§ Problem requirements: Tally the lines containing the word "time", and report the tally alone.

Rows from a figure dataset

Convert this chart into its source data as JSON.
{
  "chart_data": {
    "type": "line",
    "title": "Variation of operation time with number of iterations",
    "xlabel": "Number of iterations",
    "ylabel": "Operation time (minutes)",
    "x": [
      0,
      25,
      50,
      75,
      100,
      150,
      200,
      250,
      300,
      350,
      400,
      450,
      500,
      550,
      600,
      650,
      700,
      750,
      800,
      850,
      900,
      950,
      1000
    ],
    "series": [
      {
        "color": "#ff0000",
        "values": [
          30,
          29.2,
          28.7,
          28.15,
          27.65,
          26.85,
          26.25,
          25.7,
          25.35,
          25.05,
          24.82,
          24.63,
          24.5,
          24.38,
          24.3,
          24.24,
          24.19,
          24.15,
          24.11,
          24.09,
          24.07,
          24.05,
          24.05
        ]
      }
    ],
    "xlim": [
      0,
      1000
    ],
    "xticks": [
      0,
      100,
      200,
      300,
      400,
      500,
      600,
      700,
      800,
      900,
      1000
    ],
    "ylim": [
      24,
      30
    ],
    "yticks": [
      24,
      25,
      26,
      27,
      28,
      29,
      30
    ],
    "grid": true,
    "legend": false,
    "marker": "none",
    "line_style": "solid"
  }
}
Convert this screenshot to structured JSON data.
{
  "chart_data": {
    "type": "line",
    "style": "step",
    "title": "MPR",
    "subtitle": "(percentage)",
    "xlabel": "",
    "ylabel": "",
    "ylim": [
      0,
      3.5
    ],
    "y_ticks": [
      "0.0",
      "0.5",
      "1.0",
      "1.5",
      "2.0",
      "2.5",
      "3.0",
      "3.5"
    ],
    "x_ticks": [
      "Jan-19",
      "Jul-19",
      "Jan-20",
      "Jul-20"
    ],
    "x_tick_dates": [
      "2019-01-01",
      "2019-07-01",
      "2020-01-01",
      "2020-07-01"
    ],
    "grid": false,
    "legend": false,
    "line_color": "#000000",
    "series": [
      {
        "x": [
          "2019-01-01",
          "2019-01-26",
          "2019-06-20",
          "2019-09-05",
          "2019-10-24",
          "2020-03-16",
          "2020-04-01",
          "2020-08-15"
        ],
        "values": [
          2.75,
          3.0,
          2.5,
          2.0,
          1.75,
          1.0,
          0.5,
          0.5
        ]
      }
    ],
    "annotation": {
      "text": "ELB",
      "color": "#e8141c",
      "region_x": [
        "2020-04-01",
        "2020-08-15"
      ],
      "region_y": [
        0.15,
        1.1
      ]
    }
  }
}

§ Exercise response: 2